[Data entries]
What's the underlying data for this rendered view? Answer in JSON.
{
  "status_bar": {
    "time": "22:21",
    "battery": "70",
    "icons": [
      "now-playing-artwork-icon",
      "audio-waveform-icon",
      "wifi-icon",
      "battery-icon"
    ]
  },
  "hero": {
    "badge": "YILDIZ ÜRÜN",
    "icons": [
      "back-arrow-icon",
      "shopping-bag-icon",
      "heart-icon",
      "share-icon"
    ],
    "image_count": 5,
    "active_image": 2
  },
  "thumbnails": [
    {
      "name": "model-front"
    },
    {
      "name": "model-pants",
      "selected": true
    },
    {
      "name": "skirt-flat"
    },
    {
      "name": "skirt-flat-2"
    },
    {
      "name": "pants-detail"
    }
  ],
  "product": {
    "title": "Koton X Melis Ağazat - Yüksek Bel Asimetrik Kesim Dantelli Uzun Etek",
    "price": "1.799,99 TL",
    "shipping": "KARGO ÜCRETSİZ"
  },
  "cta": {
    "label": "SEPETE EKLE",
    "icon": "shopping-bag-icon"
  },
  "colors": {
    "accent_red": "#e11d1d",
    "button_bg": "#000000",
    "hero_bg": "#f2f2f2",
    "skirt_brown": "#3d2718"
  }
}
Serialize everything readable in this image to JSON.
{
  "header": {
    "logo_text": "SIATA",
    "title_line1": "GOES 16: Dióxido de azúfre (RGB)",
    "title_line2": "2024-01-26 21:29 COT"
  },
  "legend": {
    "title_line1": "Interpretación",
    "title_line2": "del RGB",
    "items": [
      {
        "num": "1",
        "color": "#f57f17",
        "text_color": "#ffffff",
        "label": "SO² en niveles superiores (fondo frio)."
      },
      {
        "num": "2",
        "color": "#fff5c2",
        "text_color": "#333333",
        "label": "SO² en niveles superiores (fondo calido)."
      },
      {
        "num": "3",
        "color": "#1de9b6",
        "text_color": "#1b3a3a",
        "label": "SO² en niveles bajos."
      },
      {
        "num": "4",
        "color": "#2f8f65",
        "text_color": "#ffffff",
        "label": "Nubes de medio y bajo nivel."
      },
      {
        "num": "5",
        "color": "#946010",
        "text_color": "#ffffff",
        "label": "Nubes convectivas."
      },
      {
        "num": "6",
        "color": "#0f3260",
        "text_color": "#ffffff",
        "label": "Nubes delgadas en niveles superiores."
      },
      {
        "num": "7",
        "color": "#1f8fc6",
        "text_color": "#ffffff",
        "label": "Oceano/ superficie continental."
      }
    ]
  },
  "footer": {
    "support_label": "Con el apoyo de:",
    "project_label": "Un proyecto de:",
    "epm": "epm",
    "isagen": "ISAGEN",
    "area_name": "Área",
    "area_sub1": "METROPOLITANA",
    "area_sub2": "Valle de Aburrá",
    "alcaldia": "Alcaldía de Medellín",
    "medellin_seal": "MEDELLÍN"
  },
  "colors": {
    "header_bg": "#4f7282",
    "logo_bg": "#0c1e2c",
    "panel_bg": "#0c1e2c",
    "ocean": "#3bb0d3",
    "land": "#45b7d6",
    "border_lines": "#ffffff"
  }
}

- WRITTEN PROBLEM
From the data above, copy each line where the string "this" appears.

- EXERCISE ANSWER
What's the underlying data for this rendered view? Answer in JSON.
Serialize everything readable in this image to JSON.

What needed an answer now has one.